### GOAL
Find the lines below that contain the word "control" and count them. Only the number should be given.

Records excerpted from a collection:
+---+
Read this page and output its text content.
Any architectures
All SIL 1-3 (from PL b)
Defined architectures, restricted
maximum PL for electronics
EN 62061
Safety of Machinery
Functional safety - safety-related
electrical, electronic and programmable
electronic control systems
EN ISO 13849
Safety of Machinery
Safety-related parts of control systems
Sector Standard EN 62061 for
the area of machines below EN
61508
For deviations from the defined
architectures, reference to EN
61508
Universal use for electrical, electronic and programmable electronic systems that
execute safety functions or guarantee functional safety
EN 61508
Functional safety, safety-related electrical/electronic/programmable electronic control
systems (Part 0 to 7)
+---+
### COMPLETED TASK
3